Stored data
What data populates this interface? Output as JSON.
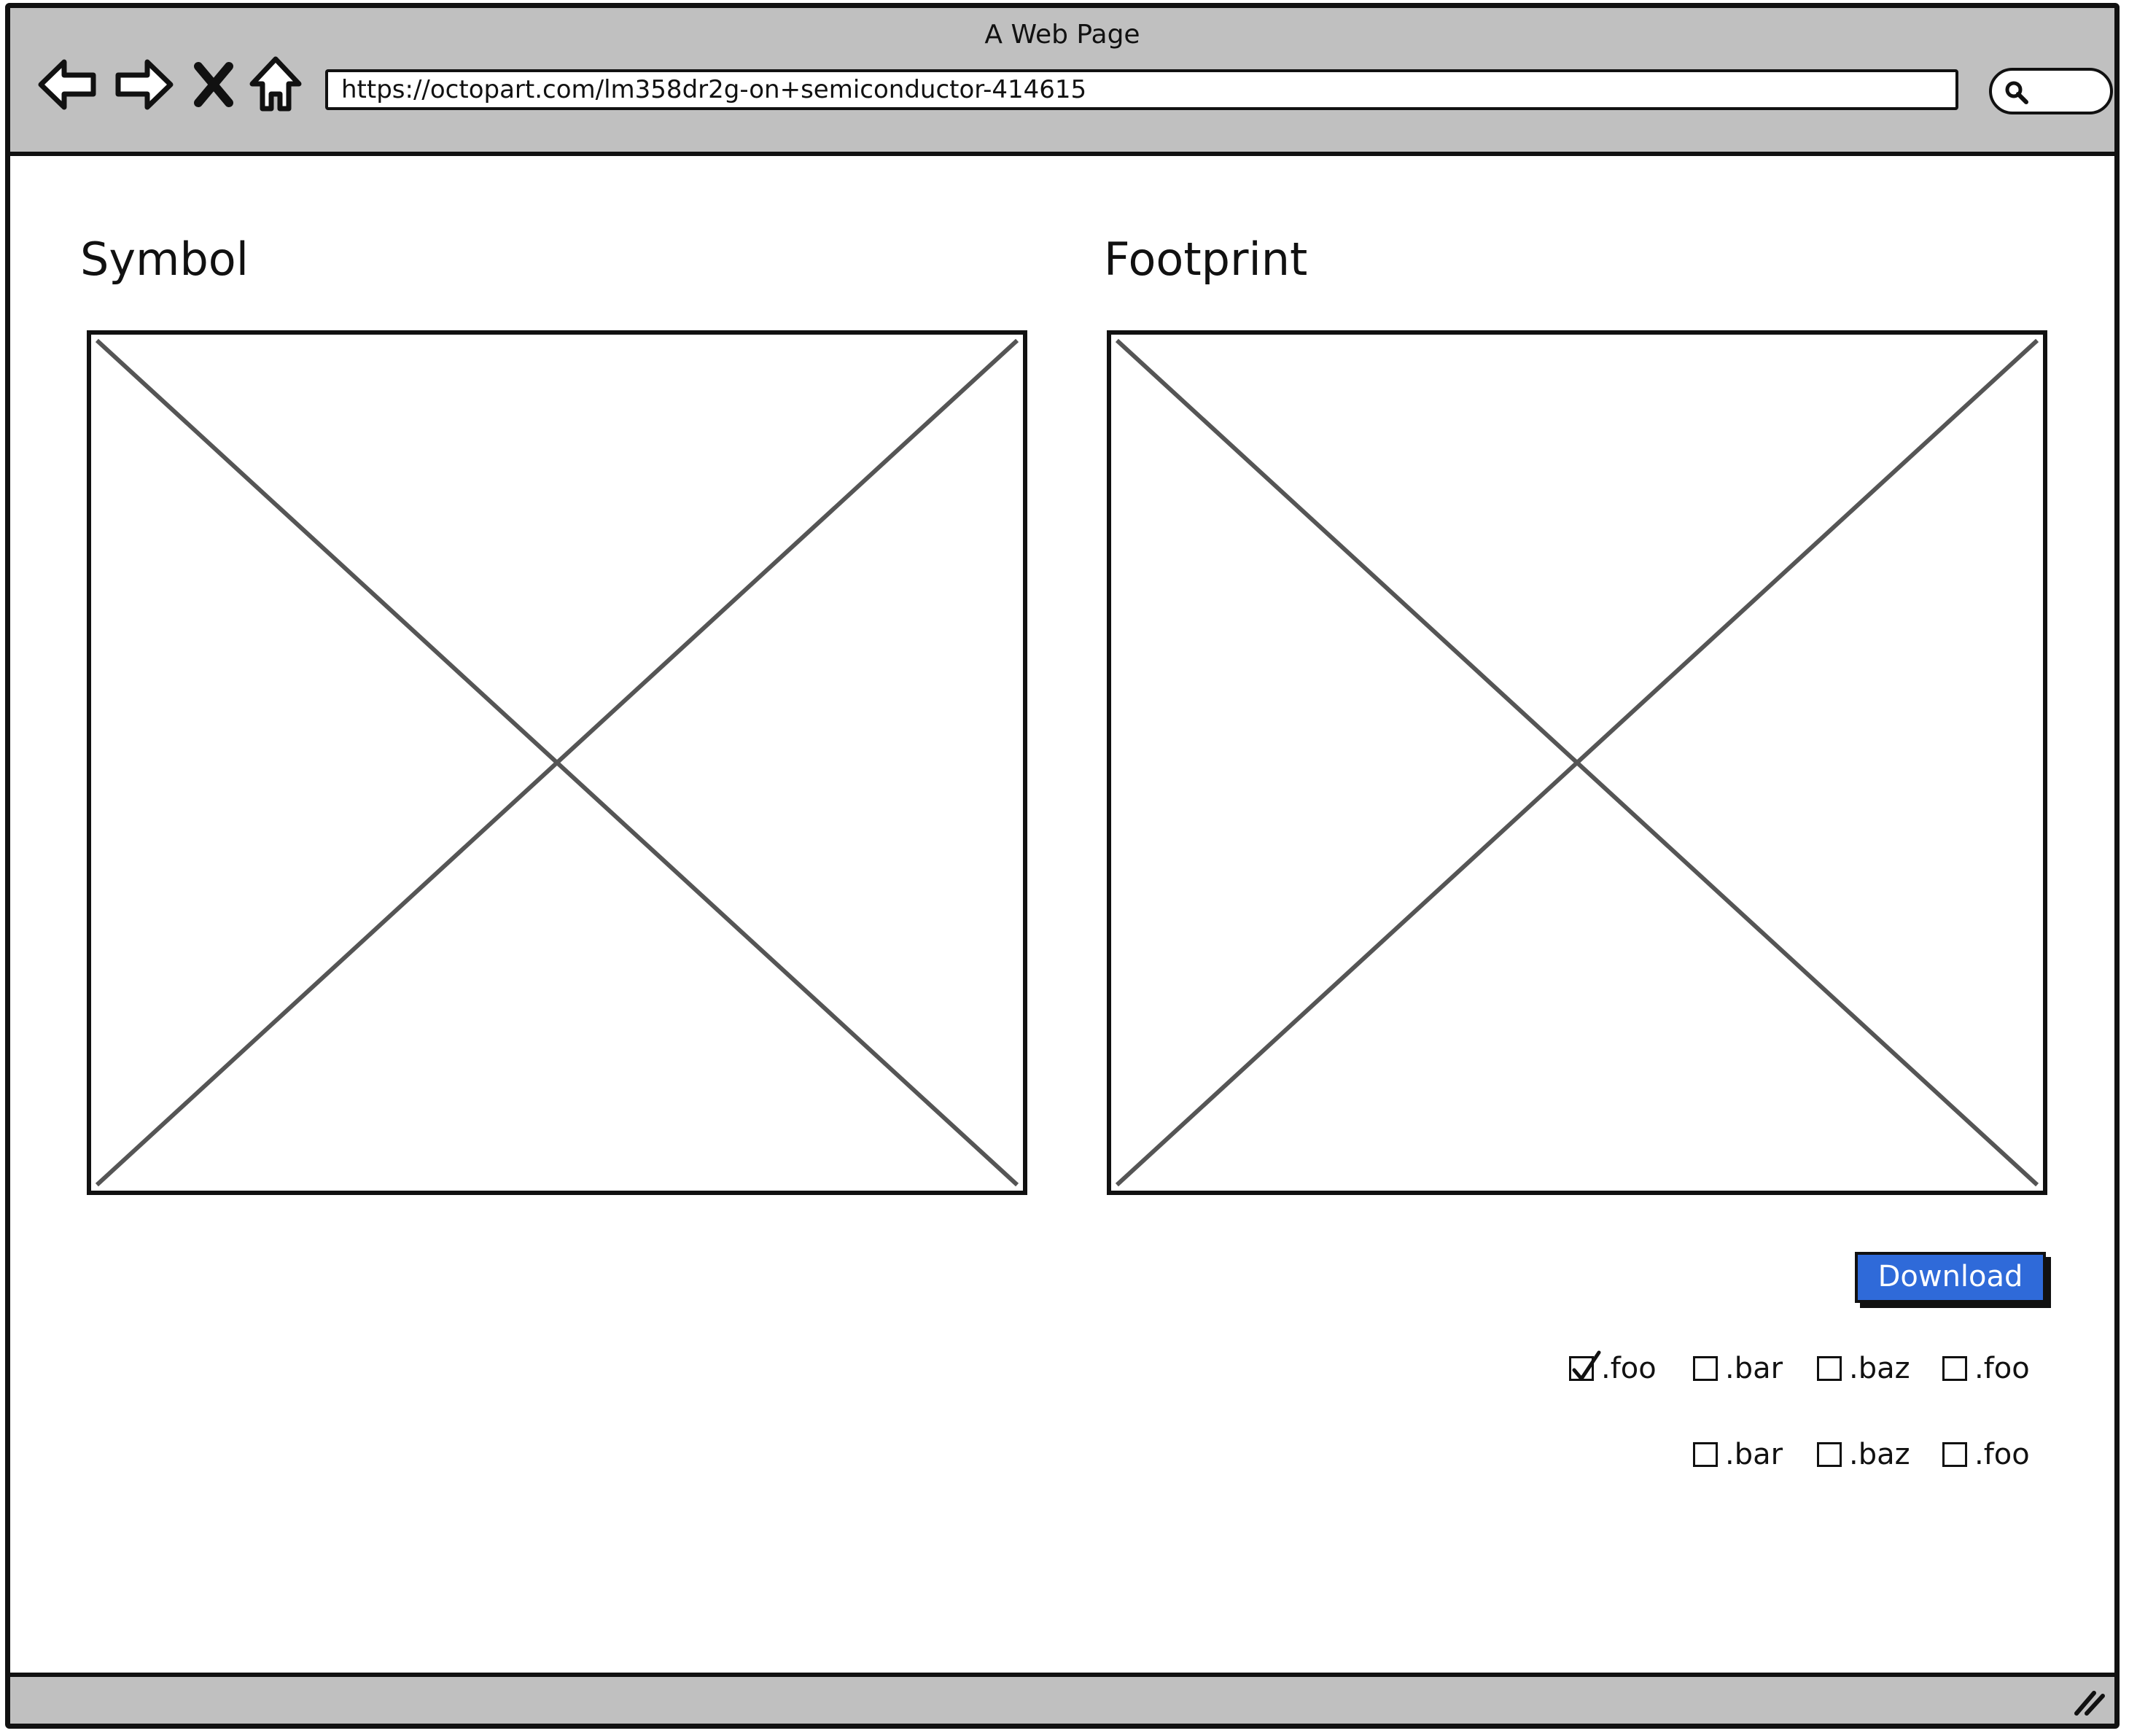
{
  "window": {
    "title": "A Web Page"
  },
  "toolbar": {
    "back_icon": "back-arrow-icon",
    "forward_icon": "forward-arrow-icon",
    "stop_icon": "close-x-icon",
    "home_icon": "home-icon",
    "search_icon": "search-icon"
  },
  "address_bar": {
    "url": "https://octopart.com/lm358dr2g-on+semiconductor-414615"
  },
  "symbol": {
    "heading": "Symbol"
  },
  "footprint": {
    "heading": "Footprint"
  },
  "download": {
    "label": "Download",
    "color": "#2f6ad9"
  },
  "formats": {
    "row1": [
      {
        "label": ".foo",
        "checked": true
      },
      {
        "label": ".bar",
        "checked": false
      },
      {
        "label": ".baz",
        "checked": false
      },
      {
        "label": ".foo",
        "checked": false
      }
    ],
    "row2": [
      {
        "label": ".bar",
        "checked": false
      },
      {
        "label": ".baz",
        "checked": false
      },
      {
        "label": ".foo",
        "checked": false
      }
    ]
  }
}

(DIRECTIONS):
Repeat the records in full, exactly as they appear, without the pictures.

(ANSWER TO THE PROBLEM):
What data populates this interface? Output as JSON.
{
  "window": {
    "title": "A Web Page"
  },
  "toolbar": {
    "back_icon": "back-arrow-icon",
    "forward_icon": "forward-arrow-icon",
    "stop_icon": "close-x-icon",
    "home_icon": "home-icon",
    "search_icon": "search-icon"
  },
  "address_bar": {
    "url": "https://octopart.com/lm358dr2g-on+semiconductor-414615"
  },
  "symbol": {
    "heading": "Symbol"
  },
  "footprint": {
    "heading": "Footprint"
  },
  "download": {
    "label": "Download",
    "color": "#2f6ad9"
  },
  "formats": {
    "row1": [
      {
        "label": ".foo",
        "checked": true
      },
      {
        "label": ".bar",
        "checked": false
      },
      {
        "label": ".baz",
        "checked": false
      },
      {
        "label": ".foo",
        "checked": false
      }
    ],
    "row2": [
      {
        "label": ".bar",
        "checked": false
      },
      {
        "label": ".baz",
        "checked": false
      },
      {
        "label": ".foo",
        "checked": false
      }
    ]
  }
}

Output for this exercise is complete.